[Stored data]
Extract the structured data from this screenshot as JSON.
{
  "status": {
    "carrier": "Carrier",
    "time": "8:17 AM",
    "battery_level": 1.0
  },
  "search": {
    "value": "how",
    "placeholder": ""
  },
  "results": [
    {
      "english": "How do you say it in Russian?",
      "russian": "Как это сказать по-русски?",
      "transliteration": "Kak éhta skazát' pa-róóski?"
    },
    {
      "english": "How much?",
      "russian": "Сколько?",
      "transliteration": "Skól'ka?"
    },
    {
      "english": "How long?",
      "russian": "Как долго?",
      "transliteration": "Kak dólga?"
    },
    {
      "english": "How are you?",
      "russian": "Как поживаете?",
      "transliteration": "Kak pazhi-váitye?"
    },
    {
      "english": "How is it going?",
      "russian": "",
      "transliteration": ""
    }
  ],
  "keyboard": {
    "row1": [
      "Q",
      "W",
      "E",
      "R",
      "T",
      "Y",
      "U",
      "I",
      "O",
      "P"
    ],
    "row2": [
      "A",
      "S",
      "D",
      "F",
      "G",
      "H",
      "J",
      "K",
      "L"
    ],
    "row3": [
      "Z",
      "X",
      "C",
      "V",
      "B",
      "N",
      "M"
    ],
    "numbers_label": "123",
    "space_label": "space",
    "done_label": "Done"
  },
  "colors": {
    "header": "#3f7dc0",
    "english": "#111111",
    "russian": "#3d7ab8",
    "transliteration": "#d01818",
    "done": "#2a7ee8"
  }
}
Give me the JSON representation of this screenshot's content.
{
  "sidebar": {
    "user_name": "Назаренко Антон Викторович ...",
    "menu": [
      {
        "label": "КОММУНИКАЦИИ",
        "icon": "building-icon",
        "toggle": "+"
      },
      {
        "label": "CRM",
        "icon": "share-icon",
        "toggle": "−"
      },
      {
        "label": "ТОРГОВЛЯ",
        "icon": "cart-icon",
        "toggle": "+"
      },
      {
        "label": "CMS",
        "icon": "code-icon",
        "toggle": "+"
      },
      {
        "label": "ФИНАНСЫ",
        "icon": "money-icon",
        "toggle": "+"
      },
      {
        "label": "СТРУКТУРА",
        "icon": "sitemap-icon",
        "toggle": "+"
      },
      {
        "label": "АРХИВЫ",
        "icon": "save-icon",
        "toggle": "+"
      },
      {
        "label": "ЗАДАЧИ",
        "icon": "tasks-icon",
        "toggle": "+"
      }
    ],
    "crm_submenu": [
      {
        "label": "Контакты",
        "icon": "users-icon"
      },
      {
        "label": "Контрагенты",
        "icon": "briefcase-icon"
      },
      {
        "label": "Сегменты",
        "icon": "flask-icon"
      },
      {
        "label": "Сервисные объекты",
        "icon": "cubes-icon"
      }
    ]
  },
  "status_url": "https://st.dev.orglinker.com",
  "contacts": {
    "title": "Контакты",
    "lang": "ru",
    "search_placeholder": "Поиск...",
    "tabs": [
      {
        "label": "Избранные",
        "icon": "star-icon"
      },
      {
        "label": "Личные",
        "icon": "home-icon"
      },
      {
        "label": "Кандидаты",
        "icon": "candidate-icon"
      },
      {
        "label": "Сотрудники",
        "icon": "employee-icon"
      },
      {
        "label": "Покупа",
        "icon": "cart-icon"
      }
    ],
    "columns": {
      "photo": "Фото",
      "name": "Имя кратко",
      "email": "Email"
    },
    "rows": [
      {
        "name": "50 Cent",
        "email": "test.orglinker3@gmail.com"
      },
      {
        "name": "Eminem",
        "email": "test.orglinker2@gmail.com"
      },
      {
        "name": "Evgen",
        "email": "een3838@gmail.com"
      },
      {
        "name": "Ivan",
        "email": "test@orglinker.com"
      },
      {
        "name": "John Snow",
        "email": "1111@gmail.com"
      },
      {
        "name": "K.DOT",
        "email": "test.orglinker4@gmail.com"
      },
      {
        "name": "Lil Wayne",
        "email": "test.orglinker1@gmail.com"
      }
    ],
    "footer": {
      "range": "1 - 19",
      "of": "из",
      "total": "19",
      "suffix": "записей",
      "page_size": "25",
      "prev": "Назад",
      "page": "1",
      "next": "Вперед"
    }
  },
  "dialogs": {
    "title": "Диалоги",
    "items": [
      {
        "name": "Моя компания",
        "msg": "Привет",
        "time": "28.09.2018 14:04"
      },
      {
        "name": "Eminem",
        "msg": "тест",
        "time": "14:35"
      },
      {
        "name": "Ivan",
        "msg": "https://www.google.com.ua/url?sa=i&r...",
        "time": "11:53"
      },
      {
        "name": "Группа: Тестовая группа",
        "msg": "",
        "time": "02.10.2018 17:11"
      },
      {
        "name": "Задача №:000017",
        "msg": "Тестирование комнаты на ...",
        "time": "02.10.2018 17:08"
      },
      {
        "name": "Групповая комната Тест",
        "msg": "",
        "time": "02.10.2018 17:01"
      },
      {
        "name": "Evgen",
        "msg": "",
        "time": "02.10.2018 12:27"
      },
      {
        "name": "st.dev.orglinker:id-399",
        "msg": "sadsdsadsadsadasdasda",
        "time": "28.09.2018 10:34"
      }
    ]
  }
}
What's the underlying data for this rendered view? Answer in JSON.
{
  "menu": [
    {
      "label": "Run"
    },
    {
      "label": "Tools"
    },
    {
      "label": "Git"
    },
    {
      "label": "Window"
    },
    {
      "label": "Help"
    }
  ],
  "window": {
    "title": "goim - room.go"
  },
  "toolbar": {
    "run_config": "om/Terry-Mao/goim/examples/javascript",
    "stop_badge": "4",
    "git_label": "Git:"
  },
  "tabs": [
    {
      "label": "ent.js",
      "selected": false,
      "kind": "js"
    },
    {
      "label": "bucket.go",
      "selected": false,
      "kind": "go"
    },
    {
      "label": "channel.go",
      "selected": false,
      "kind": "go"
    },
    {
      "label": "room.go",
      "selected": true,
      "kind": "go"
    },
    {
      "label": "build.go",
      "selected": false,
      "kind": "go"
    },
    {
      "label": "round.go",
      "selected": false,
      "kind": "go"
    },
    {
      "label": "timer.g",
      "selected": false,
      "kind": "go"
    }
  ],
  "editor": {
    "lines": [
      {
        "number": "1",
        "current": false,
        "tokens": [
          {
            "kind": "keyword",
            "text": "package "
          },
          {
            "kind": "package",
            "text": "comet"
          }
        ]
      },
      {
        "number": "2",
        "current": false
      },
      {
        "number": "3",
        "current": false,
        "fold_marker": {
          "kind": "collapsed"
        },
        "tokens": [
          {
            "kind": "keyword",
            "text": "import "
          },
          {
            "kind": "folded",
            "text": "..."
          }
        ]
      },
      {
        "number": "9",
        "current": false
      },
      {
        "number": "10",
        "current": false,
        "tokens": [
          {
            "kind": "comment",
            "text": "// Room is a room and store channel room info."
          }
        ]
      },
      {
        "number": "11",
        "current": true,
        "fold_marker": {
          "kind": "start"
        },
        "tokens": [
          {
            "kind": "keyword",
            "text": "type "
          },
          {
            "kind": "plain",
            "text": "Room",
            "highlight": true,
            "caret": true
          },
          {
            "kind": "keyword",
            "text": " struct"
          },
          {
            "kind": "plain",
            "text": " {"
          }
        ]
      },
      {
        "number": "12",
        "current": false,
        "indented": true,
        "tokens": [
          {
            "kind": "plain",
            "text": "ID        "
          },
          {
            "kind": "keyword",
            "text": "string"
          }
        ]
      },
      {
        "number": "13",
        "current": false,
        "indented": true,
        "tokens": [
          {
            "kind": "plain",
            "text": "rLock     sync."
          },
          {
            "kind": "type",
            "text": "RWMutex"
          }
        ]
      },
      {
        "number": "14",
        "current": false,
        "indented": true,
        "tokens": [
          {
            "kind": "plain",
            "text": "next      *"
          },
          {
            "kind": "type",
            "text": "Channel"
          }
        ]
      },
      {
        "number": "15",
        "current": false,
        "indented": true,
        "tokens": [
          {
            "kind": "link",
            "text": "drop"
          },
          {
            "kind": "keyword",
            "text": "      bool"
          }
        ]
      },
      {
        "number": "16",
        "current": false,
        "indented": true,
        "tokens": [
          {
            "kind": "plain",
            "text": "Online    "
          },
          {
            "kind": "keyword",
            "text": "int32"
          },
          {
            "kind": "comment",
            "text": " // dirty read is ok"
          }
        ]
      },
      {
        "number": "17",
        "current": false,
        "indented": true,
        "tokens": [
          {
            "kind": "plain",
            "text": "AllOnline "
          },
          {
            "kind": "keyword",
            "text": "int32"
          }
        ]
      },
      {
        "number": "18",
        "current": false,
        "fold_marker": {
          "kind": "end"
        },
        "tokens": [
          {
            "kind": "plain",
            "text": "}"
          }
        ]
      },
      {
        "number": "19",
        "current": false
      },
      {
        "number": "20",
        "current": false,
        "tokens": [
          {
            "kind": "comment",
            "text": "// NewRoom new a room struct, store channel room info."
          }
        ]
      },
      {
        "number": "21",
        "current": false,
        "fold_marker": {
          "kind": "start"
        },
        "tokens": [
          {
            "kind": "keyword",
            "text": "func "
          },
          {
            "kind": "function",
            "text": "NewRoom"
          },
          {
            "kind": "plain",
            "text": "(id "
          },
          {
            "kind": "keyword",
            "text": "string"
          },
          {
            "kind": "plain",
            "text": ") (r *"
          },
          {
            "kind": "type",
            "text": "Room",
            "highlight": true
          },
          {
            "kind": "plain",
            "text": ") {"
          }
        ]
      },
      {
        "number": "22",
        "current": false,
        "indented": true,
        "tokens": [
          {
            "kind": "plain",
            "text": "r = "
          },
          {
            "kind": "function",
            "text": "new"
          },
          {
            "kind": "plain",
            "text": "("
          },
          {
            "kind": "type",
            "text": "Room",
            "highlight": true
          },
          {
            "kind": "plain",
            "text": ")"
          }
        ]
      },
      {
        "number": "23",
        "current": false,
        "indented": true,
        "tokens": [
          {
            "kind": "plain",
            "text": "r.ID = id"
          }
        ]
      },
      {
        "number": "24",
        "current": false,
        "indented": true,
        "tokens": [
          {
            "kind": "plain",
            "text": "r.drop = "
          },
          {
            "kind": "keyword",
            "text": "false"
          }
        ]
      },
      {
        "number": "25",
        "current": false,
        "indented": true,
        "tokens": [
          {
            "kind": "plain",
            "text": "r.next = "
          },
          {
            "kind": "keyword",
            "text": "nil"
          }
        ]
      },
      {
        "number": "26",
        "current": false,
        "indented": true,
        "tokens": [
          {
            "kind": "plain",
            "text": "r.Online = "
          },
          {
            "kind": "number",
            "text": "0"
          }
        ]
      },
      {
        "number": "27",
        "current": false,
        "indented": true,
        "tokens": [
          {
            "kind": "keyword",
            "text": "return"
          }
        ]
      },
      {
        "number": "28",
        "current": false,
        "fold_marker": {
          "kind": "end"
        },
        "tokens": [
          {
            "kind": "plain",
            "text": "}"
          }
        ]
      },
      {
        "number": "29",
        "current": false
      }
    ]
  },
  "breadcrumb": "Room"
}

▶ _TASK TO COMPLETE_
Look through the data above. Find each line with the string "transliteration" and copy it.

▶ _FULL SOLUTION_
      "transliteration": "Kak éhta skazát' pa-róóski?"
      "transliteration": "Skól'ka?"
      "transliteration": "Kak dólga?"
      "transliteration": "Kak pazhi-váitye?"
      "transliteration": ""
    "transliteration": "#d01818",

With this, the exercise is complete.